• YOUR OBJECTIVE
Below are records; work out how many of their lines contain "frac" and give only that number.

Entries from a dataset:
○ ○ ○
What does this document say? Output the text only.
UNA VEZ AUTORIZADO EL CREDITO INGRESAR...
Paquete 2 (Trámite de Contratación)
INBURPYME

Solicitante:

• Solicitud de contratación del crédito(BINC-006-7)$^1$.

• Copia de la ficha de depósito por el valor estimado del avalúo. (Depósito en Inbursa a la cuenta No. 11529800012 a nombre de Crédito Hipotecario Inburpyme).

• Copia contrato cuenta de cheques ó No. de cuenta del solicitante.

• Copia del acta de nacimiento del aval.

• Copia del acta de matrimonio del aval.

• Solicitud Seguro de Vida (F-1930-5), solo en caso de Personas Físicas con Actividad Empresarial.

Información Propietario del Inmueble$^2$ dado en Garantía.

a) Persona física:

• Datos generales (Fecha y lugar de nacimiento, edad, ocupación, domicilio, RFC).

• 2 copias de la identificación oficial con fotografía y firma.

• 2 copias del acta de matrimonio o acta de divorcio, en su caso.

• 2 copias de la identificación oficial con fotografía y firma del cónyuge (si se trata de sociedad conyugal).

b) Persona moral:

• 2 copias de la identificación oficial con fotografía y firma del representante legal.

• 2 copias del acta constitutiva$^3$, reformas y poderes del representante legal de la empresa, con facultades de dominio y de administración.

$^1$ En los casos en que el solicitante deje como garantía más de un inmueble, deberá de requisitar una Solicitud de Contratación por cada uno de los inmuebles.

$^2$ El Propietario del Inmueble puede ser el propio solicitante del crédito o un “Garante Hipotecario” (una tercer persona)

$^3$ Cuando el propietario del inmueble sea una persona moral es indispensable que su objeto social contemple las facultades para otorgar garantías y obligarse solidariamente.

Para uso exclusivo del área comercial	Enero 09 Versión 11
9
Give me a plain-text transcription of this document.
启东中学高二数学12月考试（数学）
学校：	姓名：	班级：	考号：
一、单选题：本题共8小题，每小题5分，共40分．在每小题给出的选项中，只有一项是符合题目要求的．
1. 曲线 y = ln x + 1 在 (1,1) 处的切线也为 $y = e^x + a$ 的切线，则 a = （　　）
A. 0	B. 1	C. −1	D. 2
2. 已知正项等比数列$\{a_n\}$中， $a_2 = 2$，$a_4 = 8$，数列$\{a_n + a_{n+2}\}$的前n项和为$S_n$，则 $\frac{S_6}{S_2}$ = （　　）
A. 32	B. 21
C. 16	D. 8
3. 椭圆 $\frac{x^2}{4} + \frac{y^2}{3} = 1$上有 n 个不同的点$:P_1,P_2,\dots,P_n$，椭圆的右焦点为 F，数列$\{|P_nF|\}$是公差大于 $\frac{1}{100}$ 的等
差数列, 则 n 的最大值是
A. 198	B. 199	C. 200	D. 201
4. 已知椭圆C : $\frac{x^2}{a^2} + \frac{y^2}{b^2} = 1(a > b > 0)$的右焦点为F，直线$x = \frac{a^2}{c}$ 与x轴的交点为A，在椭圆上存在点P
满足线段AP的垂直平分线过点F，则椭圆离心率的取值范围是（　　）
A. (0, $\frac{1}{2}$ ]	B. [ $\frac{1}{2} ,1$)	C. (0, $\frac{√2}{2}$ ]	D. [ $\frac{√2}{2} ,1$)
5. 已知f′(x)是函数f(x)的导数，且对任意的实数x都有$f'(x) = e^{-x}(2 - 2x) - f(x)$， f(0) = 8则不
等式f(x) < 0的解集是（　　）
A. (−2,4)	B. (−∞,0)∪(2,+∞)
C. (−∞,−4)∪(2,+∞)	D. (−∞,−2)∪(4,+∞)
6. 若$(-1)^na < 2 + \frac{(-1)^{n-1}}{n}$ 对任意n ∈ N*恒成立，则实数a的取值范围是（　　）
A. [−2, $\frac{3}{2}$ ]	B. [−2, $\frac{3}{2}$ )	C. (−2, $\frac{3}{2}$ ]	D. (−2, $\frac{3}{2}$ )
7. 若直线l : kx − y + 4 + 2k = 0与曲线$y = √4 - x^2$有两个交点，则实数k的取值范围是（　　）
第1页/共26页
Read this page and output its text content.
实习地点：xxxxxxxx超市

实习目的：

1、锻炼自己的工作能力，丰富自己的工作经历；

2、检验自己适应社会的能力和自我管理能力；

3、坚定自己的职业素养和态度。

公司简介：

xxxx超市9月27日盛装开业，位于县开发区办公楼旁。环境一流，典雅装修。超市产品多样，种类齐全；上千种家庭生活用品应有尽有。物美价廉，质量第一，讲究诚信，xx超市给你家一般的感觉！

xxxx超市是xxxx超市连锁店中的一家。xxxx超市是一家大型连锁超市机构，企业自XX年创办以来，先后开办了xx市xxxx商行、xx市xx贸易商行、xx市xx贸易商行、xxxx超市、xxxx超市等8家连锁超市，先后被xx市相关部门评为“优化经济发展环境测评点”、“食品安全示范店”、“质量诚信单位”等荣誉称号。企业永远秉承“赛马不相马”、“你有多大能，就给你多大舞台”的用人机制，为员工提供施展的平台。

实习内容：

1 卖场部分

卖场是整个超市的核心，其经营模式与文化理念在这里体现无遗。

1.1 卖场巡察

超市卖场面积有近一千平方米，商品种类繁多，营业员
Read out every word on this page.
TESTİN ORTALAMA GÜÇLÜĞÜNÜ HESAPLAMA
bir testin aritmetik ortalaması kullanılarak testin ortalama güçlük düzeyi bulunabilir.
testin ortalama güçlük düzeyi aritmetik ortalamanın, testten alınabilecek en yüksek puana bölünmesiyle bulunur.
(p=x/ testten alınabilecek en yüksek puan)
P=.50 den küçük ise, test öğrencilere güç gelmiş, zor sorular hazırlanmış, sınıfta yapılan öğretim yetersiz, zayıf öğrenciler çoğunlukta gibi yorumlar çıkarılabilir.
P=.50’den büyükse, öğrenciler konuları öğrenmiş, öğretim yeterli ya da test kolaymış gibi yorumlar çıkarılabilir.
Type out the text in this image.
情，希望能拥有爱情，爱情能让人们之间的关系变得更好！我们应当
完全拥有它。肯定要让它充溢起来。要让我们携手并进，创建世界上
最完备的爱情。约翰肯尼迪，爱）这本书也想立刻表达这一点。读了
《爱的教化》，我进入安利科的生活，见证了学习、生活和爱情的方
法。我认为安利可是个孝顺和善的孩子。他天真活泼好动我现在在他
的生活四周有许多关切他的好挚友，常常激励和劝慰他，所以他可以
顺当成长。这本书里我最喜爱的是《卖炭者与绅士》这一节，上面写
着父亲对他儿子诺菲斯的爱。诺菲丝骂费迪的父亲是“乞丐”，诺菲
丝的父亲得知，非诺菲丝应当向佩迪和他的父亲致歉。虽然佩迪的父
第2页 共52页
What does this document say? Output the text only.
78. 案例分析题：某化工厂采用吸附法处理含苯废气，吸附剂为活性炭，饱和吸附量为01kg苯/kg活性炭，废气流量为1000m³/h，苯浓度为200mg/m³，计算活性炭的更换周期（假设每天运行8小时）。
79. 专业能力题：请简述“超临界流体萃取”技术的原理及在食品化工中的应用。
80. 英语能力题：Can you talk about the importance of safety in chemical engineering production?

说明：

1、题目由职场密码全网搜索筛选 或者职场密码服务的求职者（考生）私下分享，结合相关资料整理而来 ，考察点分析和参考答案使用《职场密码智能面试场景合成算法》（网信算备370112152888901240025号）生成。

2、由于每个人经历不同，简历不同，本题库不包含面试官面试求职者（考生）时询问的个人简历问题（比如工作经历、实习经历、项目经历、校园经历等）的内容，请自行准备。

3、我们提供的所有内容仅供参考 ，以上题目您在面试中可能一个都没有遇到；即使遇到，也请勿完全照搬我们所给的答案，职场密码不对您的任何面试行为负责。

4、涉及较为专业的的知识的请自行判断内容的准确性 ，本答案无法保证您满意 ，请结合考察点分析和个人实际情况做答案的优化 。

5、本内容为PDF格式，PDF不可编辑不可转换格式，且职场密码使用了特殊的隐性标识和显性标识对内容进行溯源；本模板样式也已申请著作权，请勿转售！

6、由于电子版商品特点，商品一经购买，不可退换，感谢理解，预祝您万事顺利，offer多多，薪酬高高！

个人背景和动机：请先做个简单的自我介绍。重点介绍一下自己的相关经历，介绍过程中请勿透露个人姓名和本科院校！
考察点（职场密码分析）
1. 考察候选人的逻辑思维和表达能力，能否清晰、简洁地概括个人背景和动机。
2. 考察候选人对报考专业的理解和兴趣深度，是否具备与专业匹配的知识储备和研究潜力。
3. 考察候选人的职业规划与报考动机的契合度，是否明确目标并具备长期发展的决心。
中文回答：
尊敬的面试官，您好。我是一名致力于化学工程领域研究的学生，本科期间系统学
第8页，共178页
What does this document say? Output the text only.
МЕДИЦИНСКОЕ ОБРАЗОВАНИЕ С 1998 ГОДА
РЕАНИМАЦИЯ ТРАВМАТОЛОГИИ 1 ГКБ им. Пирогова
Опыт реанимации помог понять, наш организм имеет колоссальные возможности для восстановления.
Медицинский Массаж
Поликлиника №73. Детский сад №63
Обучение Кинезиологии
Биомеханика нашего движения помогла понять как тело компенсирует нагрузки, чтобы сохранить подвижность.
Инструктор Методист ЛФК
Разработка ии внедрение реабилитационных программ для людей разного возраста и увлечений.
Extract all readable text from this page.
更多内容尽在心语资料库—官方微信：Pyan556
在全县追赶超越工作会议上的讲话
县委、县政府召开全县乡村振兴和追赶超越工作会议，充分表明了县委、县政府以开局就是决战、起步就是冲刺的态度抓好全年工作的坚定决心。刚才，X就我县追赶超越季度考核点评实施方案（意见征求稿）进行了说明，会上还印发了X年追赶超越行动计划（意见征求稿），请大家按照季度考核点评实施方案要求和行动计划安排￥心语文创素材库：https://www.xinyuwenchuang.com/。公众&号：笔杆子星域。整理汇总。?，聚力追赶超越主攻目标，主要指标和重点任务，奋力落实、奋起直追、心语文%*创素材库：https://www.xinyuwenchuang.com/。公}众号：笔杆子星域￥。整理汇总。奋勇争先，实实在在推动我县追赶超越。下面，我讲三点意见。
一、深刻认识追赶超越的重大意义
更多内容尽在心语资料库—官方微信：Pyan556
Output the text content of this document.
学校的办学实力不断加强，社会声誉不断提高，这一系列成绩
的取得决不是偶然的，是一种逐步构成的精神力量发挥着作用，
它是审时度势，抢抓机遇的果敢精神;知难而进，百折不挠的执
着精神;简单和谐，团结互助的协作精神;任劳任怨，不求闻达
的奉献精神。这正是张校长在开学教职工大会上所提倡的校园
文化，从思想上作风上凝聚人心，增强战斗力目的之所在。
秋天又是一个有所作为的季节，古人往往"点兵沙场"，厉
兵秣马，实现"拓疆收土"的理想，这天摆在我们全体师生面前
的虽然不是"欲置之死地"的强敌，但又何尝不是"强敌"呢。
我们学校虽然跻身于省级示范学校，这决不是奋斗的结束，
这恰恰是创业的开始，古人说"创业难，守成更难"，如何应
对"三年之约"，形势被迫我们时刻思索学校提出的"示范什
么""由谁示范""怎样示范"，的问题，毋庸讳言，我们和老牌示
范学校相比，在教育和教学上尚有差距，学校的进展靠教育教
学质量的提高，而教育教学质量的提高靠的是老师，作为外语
○ ○ ○
• WRITTEN REPLY
6